-- Begin TASK DATA --
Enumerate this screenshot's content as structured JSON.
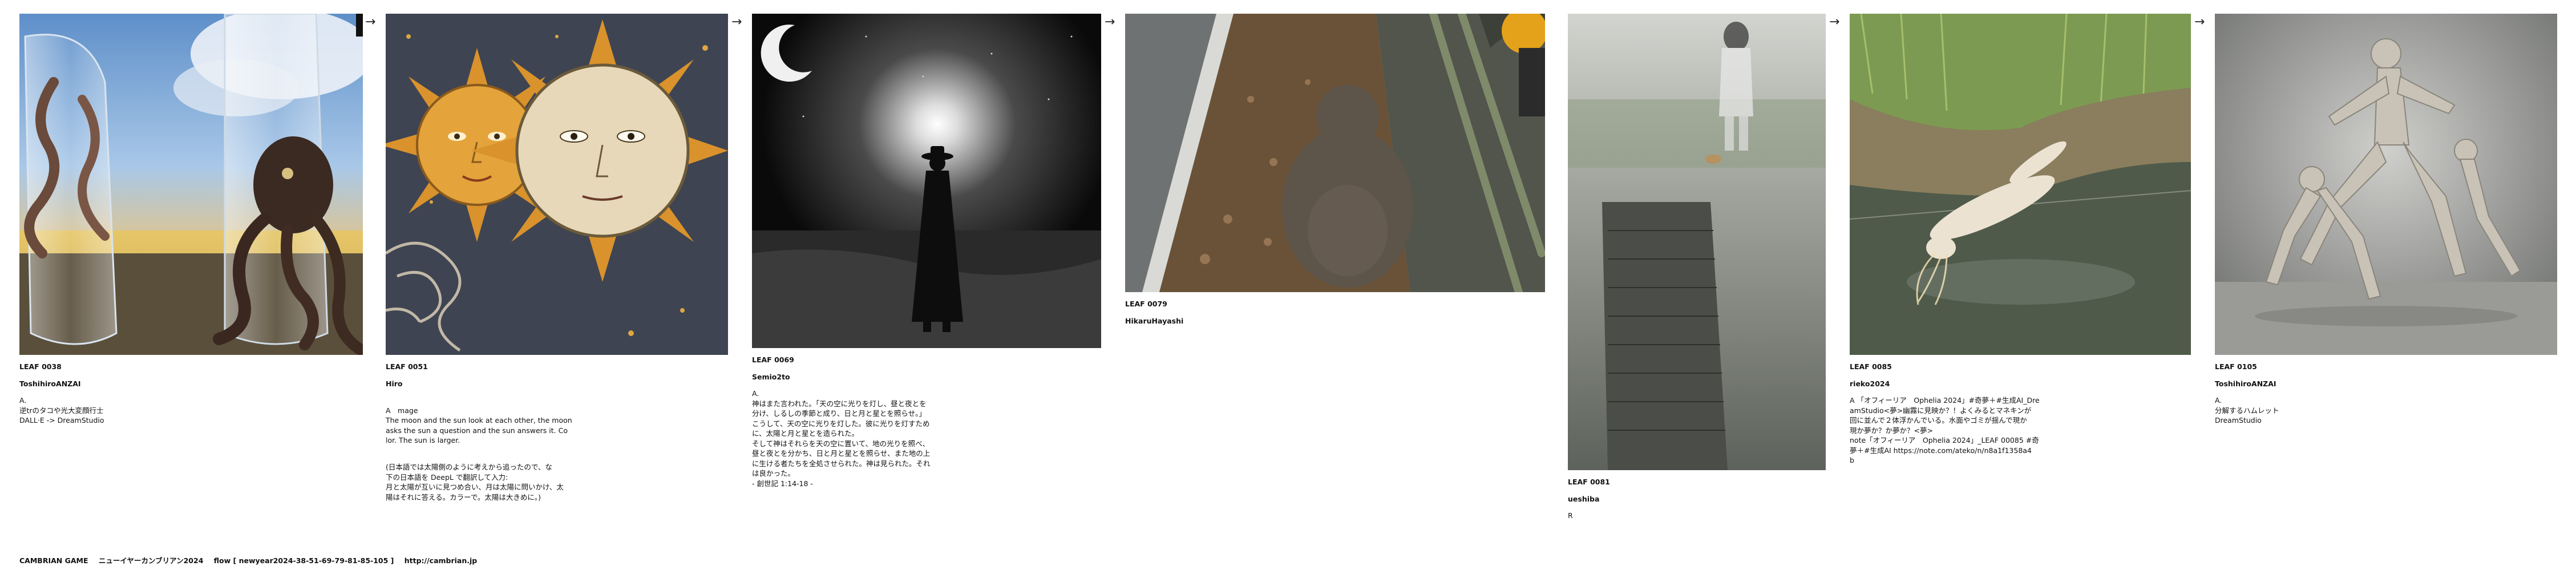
{
  "arrow_glyph": "→",
  "leaves": [
    {
      "id": "LEAF 0038",
      "author": "ToshihiroANZAI",
      "text": "A.\n逆trのタコや光大変顔行士\nDALL·E -> DreamStudio"
    },
    {
      "id": "LEAF 0051",
      "author": "Hiro",
      "text": "A　mage\nThe moon and the sun look at each other, the moon\nasks the sun a question and the sun answers it. Co\nlor. The sun is larger.",
      "text2": "(日本語では太陽側のように考えから追ったので、な\n下の日本語を DeepL で翻訳して入力:\n月と太陽が互いに見つめ合い、月は太陽に問いかけ、太\n陽はそれに答える。カラーで。太陽は大きめに。)"
    },
    {
      "id": "LEAF 0069",
      "author": "Semio2to",
      "text": "A.\n神はまた言われた。「天の空に光りを灯し、昼と夜とを\n分け、しるしの季節と成り、日と月と星とを照らせ。」\nこうして、天の空に光りを灯した。彼に光りを灯すため\nに、太陽と月と星とを造られた。\nそして神はそれらを天の空に置いて、地の光りを照べ、\n昼と夜とを分かち、日と月と星とを照らせ、また地の上\nに生ける者たちを全処させられた。神は見られた。それ\nは良かった。\n- 創世記 1:14-18 -"
    },
    {
      "id": "LEAF 0079",
      "author": "HikaruHayashi",
      "text": ""
    },
    {
      "id": "LEAF 0081",
      "author": "ueshiba",
      "text": "R"
    },
    {
      "id": "LEAF 0085",
      "author": "rieko2024",
      "text": "A 「オフィーリア　Ophelia 2024」#奇夢＋#生成AI_Dre\namStudio<夢>幽霧に見映か？！よくみるとマネキンが\n回に並んで２体浮かんでいる。水面やゴミが揺んで現か\n現か夢か？か夢か？<夢>\nnote「オフィーリア　Ophelia 2024」_LEAF 00085 #奇\n夢＋#生成AI https://note.com/ateko/n/n8a1f1358a4\nb"
    },
    {
      "id": "LEAF 0105",
      "author": "ToshihiroANZAI",
      "text": "A.\n分解するハムレット\nDreamStudio"
    }
  ],
  "footer": {
    "game": "CAMBRIAN GAME",
    "title": "ニューイヤーカンブリアン2024",
    "flow": "flow [ newyear2024-38-51-69-79-81-85-105 ]",
    "url": "http://cambrian.jp"
  }
}
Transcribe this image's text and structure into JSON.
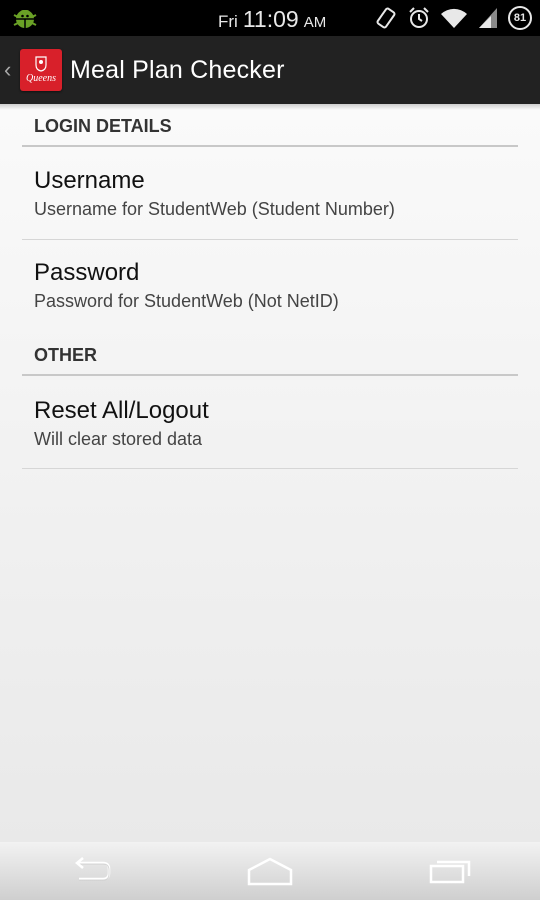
{
  "status_bar": {
    "day": "Fri",
    "time": "11:09",
    "ampm": "AM",
    "battery": "81",
    "icons": [
      "android-debug-icon",
      "rotation-lock-icon",
      "alarm-icon",
      "wifi-icon",
      "signal-icon",
      "battery-icon"
    ]
  },
  "action_bar": {
    "title": "Meal Plan Checker",
    "logo_text": "Queens",
    "logo_color": "#d8202a"
  },
  "preferences": {
    "login_details": {
      "title": "LOGIN DETAILS",
      "username": {
        "title": "Username",
        "summary": "Username for StudentWeb (Student Number)"
      },
      "password": {
        "title": "Password",
        "summary": "Password for StudentWeb (Not NetID)"
      }
    },
    "other": {
      "title": "OTHER",
      "reset": {
        "title": "Reset All/Logout",
        "summary": "Will clear stored data"
      }
    }
  },
  "navigation": {
    "buttons": [
      "back-icon",
      "home-icon",
      "recents-icon"
    ]
  }
}
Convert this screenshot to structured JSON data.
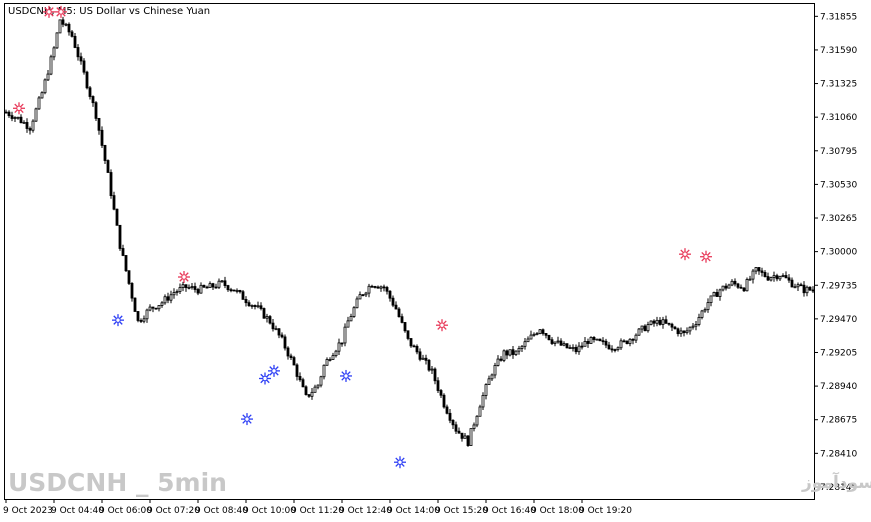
{
  "chart_data": {
    "type": "candlestick",
    "title": "USDCNH, M5:  US Dollar vs Chinese Yuan",
    "symbol": "USDCNH",
    "timeframe": "M5",
    "ylim": [
      7.2805,
      7.3196
    ],
    "y_ticks": [
      "7.31855",
      "7.31590",
      "7.31325",
      "7.31060",
      "7.30795",
      "7.30530",
      "7.30265",
      "7.30000",
      "7.29735",
      "7.29470",
      "7.29205",
      "7.28940",
      "7.28675",
      "7.28410",
      "7.28145"
    ],
    "x_ticks": [
      "9 Oct 2023",
      "9 Oct 04:40",
      "9 Oct 06:00",
      "9 Oct 07:20",
      "9 Oct 08:40",
      "9 Oct 10:00",
      "9 Oct 11:20",
      "9 Oct 12:40",
      "9 Oct 14:00",
      "9 Oct 15:20",
      "9 Oct 16:40",
      "9 Oct 18:00",
      "9 Oct 19:20"
    ],
    "grid": false,
    "colors": {
      "bull": "#000000",
      "bear": "#000000",
      "sell_arrow": "#e83a5a",
      "buy_arrow": "#2e3ff5"
    },
    "close_path": [
      [
        0,
        7.311
      ],
      [
        4,
        7.3105
      ],
      [
        8,
        7.3098
      ],
      [
        12,
        7.3125
      ],
      [
        16,
        7.316
      ],
      [
        18,
        7.3183
      ],
      [
        22,
        7.317
      ],
      [
        26,
        7.314
      ],
      [
        30,
        7.3108
      ],
      [
        34,
        7.306
      ],
      [
        38,
        7.3005
      ],
      [
        42,
        7.2965
      ],
      [
        44,
        7.2945
      ],
      [
        48,
        7.2955
      ],
      [
        52,
        7.296
      ],
      [
        56,
        7.2968
      ],
      [
        60,
        7.2972
      ],
      [
        64,
        7.297
      ],
      [
        68,
        7.2972
      ],
      [
        72,
        7.2975
      ],
      [
        76,
        7.297
      ],
      [
        80,
        7.2962
      ],
      [
        84,
        7.2955
      ],
      [
        88,
        7.2945
      ],
      [
        92,
        7.293
      ],
      [
        96,
        7.291
      ],
      [
        100,
        7.2885
      ],
      [
        104,
        7.2895
      ],
      [
        106,
        7.291
      ],
      [
        108,
        7.2918
      ],
      [
        112,
        7.293
      ],
      [
        114,
        7.2945
      ],
      [
        118,
        7.2965
      ],
      [
        122,
        7.2975
      ],
      [
        126,
        7.2972
      ],
      [
        130,
        7.2955
      ],
      [
        134,
        7.293
      ],
      [
        138,
        7.2918
      ],
      [
        142,
        7.2905
      ],
      [
        146,
        7.288
      ],
      [
        150,
        7.286
      ],
      [
        154,
        7.285
      ],
      [
        158,
        7.288
      ],
      [
        162,
        7.2905
      ],
      [
        166,
        7.292
      ],
      [
        170,
        7.292
      ],
      [
        174,
        7.293
      ],
      [
        178,
        7.294
      ],
      [
        182,
        7.293
      ],
      [
        186,
        7.2925
      ],
      [
        190,
        7.2922
      ],
      [
        194,
        7.293
      ],
      [
        198,
        7.2928
      ],
      [
        202,
        7.2925
      ],
      [
        206,
        7.2928
      ],
      [
        210,
        7.2935
      ],
      [
        214,
        7.2942
      ],
      [
        218,
        7.2945
      ],
      [
        222,
        7.294
      ],
      [
        226,
        7.2935
      ],
      [
        230,
        7.2945
      ],
      [
        234,
        7.296
      ],
      [
        238,
        7.297
      ],
      [
        242,
        7.2975
      ],
      [
        246,
        7.2972
      ],
      [
        250,
        7.2985
      ],
      [
        254,
        7.298
      ],
      [
        258,
        7.2982
      ],
      [
        262,
        7.2975
      ],
      [
        266,
        7.297
      ]
    ],
    "sell_arrows": [
      [
        3,
        7.3113
      ],
      [
        13,
        7.3189
      ],
      [
        17,
        7.3189
      ],
      [
        58,
        7.298
      ],
      [
        144,
        7.2942
      ],
      [
        225,
        7.2998
      ],
      [
        232,
        7.2996
      ]
    ],
    "buy_arrows": [
      [
        36,
        7.2946
      ],
      [
        79,
        7.2868
      ],
      [
        85,
        7.29
      ],
      [
        88,
        7.2906
      ],
      [
        112,
        7.2902
      ],
      [
        130,
        7.2834
      ]
    ]
  },
  "watermark": {
    "left": "USDCNH _ 5min",
    "right": "انتشار در سایت سودآموز"
  }
}
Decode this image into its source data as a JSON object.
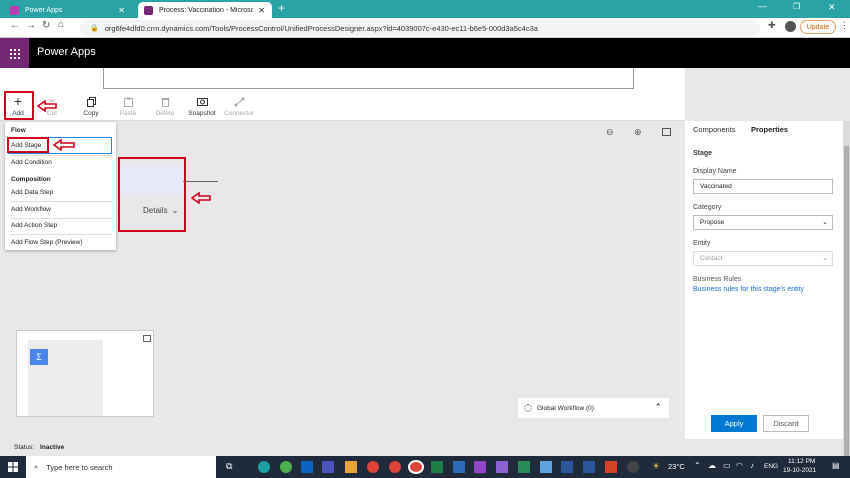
{
  "browser": {
    "tabs": [
      {
        "label": "Power Apps",
        "favicon_color": "#c239b3"
      },
      {
        "label": "Process: Vaccination - Microsoft D",
        "favicon_color": "#742774"
      }
    ],
    "url": "org6fe4dfd0.crm.dynamics.com/Tools/ProcessControl/UnifiedProcessDesigner.aspx?id=4039007c-e430-ec11-b6e5-000d3a5c4c3a",
    "update_label": "Update"
  },
  "app": {
    "title": "Power Apps"
  },
  "toolbar": {
    "add": "Add",
    "cut": "Cut",
    "copy": "Copy",
    "paste": "Paste",
    "delete": "Delete",
    "snapshot": "Snapshot",
    "connector": "Connector"
  },
  "menu": {
    "flow_header": "Flow",
    "add_stage": "Add Stage",
    "add_condition": "Add Condition",
    "composition_header": "Composition",
    "add_data_step": "Add Data Step",
    "add_workflow": "Add Workflow",
    "add_action_step": "Add Action Step",
    "add_flow_step": "Add Flow Step (Preview)"
  },
  "canvas": {
    "details_label": "Details",
    "global_workflow": "Global Workflow (0)"
  },
  "panel": {
    "tab_components": "Components",
    "tab_properties": "Properties",
    "section": "Stage",
    "display_name_label": "Display Name",
    "display_name_value": "Vaccinated",
    "category_label": "Category",
    "category_value": "Propose",
    "entity_label": "Entity",
    "entity_value": "Contact",
    "business_rules_label": "Business Rules",
    "business_rules_link": "Business rules for this stage's entity",
    "apply": "Apply",
    "discard": "Discard"
  },
  "status": {
    "label": "Status:",
    "value": "Inactive"
  },
  "taskbar": {
    "search_placeholder": "Type here to search",
    "temperature": "23°C",
    "lang": "ENG",
    "time": "11:12 PM",
    "date": "19-10-2021"
  },
  "colors": {
    "accent": "#0078d4",
    "brand": "#742774",
    "chrome": "#2aa3a6",
    "highlight": "#d0021b"
  }
}
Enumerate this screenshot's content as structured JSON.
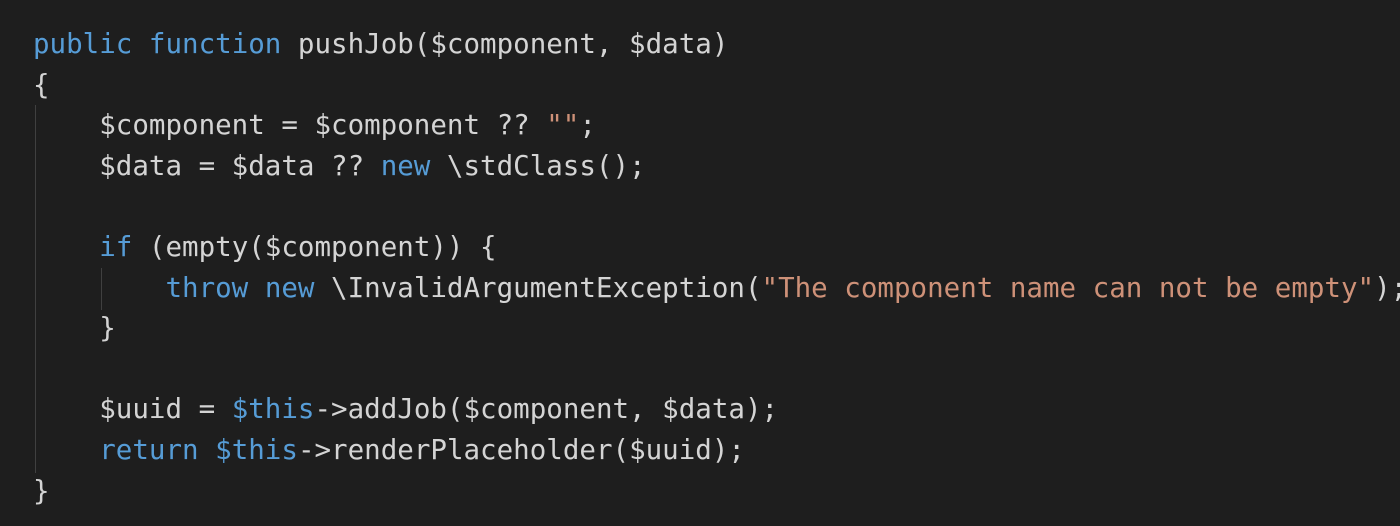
{
  "code": {
    "lines": [
      [
        {
          "t": "public",
          "c": "kw"
        },
        {
          "t": " ",
          "c": "plain"
        },
        {
          "t": "function",
          "c": "kw"
        },
        {
          "t": " pushJob($component, $data)",
          "c": "plain"
        }
      ],
      [
        {
          "t": "{",
          "c": "plain"
        }
      ],
      [
        {
          "t": "    $component = $component ?? ",
          "c": "plain"
        },
        {
          "t": "\"\"",
          "c": "str"
        },
        {
          "t": ";",
          "c": "plain"
        }
      ],
      [
        {
          "t": "    $data = $data ?? ",
          "c": "plain"
        },
        {
          "t": "new",
          "c": "kw"
        },
        {
          "t": " \\stdClass();",
          "c": "plain"
        }
      ],
      [],
      [
        {
          "t": "    ",
          "c": "plain"
        },
        {
          "t": "if",
          "c": "kw"
        },
        {
          "t": " (empty($component)) {",
          "c": "plain"
        }
      ],
      [
        {
          "t": "        ",
          "c": "plain"
        },
        {
          "t": "throw",
          "c": "kw"
        },
        {
          "t": " ",
          "c": "plain"
        },
        {
          "t": "new",
          "c": "kw"
        },
        {
          "t": " \\InvalidArgumentException(",
          "c": "plain"
        },
        {
          "t": "\"The component name can not be empty\"",
          "c": "str"
        },
        {
          "t": ");",
          "c": "plain"
        }
      ],
      [
        {
          "t": "    }",
          "c": "plain"
        }
      ],
      [],
      [
        {
          "t": "    $uuid = ",
          "c": "plain"
        },
        {
          "t": "$this",
          "c": "kw"
        },
        {
          "t": "->addJob($component, $data);",
          "c": "plain"
        }
      ],
      [
        {
          "t": "    ",
          "c": "plain"
        },
        {
          "t": "return",
          "c": "kw"
        },
        {
          "t": " ",
          "c": "plain"
        },
        {
          "t": "$this",
          "c": "kw"
        },
        {
          "t": "->renderPlaceholder($uuid);",
          "c": "plain"
        }
      ],
      [
        {
          "t": "}",
          "c": "plain"
        }
      ]
    ]
  },
  "colors": {
    "background": "#1e1e1e",
    "text": "#d4d4d4",
    "keyword": "#569cd6",
    "string": "#ce9178",
    "indent_guide": "#404040"
  }
}
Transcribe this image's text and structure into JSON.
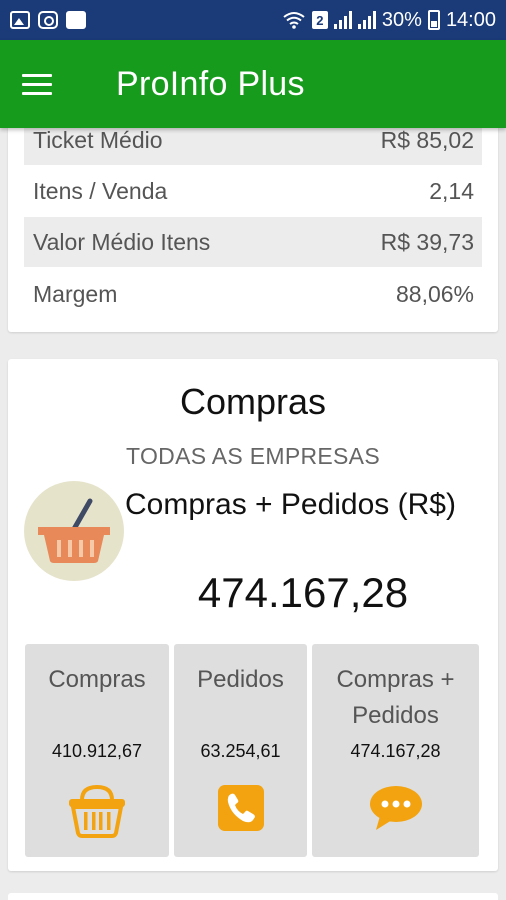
{
  "status_bar": {
    "left_icons": [
      "image-icon",
      "instagram-icon",
      "photo-icon"
    ],
    "sim_badge": "2",
    "battery": "30%",
    "time": "14:00"
  },
  "app_bar": {
    "menu_icon": "hamburger-icon",
    "title": "ProInfo Plus"
  },
  "metrics": [
    {
      "label": "Ticket Médio",
      "value": "R$ 85,02"
    },
    {
      "label": "Itens / Venda",
      "value": "2,14"
    },
    {
      "label": "Valor Médio Itens",
      "value": "R$ 39,73"
    },
    {
      "label": "Margem",
      "value": "88,06%"
    }
  ],
  "compras": {
    "title": "Compras",
    "subtitle": "TODAS AS EMPRESAS",
    "label": "Compras + Pedidos (R$)",
    "value": "474.167,28",
    "icon": "basket-icon",
    "tiles": [
      {
        "label": "Compras",
        "value": "410.912,67",
        "icon": "basket-icon"
      },
      {
        "label": "Pedidos",
        "value": "63.254,61",
        "icon": "phone-icon"
      },
      {
        "label": "Compras + Pedidos",
        "value": "474.167,28",
        "icon": "chat-icon"
      }
    ]
  },
  "colors": {
    "status_bar": "#1a3a78",
    "app_bar": "#179b1d",
    "accent_orange": "#f2a30f",
    "basket_orange": "#e8895a"
  }
}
-- End TASK DATA --
EXERCISE TASK: Pick out and copy the lines of the material that include the word "Workflow".

REPLY TO THE EXERCISE:
    "add_workflow": "Add Workflow",
    "global_workflow": "Global Workflow (0)"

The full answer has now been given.